Given instruction: Write out the whole listing, matching it exactly.

--- start Available records ---

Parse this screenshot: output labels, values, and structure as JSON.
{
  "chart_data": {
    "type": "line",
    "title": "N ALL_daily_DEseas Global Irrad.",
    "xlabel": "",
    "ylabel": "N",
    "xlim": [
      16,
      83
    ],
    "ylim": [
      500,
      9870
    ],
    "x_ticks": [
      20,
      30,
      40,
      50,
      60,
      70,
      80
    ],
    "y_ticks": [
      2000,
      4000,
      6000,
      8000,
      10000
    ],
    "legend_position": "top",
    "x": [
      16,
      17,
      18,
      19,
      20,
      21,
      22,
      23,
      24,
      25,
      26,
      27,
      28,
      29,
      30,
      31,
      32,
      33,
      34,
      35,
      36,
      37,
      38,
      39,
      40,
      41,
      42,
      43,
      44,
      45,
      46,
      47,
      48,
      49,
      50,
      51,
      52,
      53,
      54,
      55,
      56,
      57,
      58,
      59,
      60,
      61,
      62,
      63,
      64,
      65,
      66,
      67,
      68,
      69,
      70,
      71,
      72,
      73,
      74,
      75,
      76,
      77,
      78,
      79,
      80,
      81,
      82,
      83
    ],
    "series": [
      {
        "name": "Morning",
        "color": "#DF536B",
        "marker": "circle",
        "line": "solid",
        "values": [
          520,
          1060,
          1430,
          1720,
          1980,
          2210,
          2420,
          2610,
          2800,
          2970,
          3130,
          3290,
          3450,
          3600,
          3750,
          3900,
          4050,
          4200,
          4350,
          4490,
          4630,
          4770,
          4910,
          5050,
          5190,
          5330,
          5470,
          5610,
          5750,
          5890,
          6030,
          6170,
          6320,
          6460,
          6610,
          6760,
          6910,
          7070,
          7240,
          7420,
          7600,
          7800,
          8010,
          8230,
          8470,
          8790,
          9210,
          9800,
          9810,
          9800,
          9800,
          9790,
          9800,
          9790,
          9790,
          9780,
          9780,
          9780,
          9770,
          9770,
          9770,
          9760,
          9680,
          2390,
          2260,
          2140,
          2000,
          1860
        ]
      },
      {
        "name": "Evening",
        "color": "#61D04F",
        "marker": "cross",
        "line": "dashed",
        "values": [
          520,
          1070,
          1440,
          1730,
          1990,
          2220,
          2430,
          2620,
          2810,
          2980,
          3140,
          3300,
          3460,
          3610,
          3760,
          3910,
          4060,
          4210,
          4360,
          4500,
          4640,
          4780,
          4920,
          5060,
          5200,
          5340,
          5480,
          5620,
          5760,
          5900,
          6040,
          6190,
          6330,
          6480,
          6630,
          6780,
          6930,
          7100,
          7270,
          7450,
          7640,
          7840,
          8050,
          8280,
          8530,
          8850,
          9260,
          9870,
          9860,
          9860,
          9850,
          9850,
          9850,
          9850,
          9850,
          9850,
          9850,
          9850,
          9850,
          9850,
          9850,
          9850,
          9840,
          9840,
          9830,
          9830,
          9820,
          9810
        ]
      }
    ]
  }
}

--- end Available records ---

Exercise answer:
Parse this screenshot: output labels, values, and structure as JSON.
{
  "chart_data": {
    "type": "line",
    "title": "N ALL_daily_DEseas Global Irrad.",
    "xlabel": "",
    "ylabel": "N",
    "xlim": [
      16,
      83
    ],
    "ylim": [
      500,
      9870
    ],
    "x_ticks": [
      20,
      30,
      40,
      50,
      60,
      70,
      80
    ],
    "y_ticks": [
      2000,
      4000,
      6000,
      8000,
      10000
    ],
    "legend_position": "top",
    "x": [
      16,
      17,
      18,
      19,
      20,
      21,
      22,
      23,
      24,
      25,
      26,
      27,
      28,
      29,
      30,
      31,
      32,
      33,
      34,
      35,
      36,
      37,
      38,
      39,
      40,
      41,
      42,
      43,
      44,
      45,
      46,
      47,
      48,
      49,
      50,
      51,
      52,
      53,
      54,
      55,
      56,
      57,
      58,
      59,
      60,
      61,
      62,
      63,
      64,
      65,
      66,
      67,
      68,
      69,
      70,
      71,
      72,
      73,
      74,
      75,
      76,
      77,
      78,
      79,
      80,
      81,
      82,
      83
    ],
    "series": [
      {
        "name": "Morning",
        "color": "#DF536B",
        "marker": "circle",
        "line": "solid",
        "values": [
          520,
          1060,
          1430,
          1720,
          1980,
          2210,
          2420,
          2610,
          2800,
          2970,
          3130,
          3290,
          3450,
          3600,
          3750,
          3900,
          4050,
          4200,
          4350,
          4490,
          4630,
          4770,
          4910,
          5050,
          5190,
          5330,
          5470,
          5610,
          5750,
          5890,
          6030,
          6170,
          6320,
          6460,
          6610,
          6760,
          6910,
          7070,
          7240,
          7420,
          7600,
          7800,
          8010,
          8230,
          8470,
          8790,
          9210,
          9800,
          9810,
          9800,
          9800,
          9790,
          9800,
          9790,
          9790,
          9780,
          9780,
          9780,
          9770,
          9770,
          9770,
          9760,
          9680,
          2390,
          2260,
          2140,
          2000,
          1860
        ]
      },
      {
        "name": "Evening",
        "color": "#61D04F",
        "marker": "cross",
        "line": "dashed",
        "values": [
          520,
          1070,
          1440,
          1730,
          1990,
          2220,
          2430,
          2620,
          2810,
          2980,
          3140,
          3300,
          3460,
          3610,
          3760,
          3910,
          4060,
          4210,
          4360,
          4500,
          4640,
          4780,
          4920,
          5060,
          5200,
          5340,
          5480,
          5620,
          5760,
          5900,
          6040,
          6190,
          6330,
          6480,
          6630,
          6780,
          6930,
          7100,
          7270,
          7450,
          7640,
          7840,
          8050,
          8280,
          8530,
          8850,
          9260,
          9870,
          9860,
          9860,
          9850,
          9850,
          9850,
          9850,
          9850,
          9850,
          9850,
          9850,
          9850,
          9850,
          9850,
          9850,
          9840,
          9840,
          9830,
          9830,
          9820,
          9810
        ]
      }
    ]
  }
}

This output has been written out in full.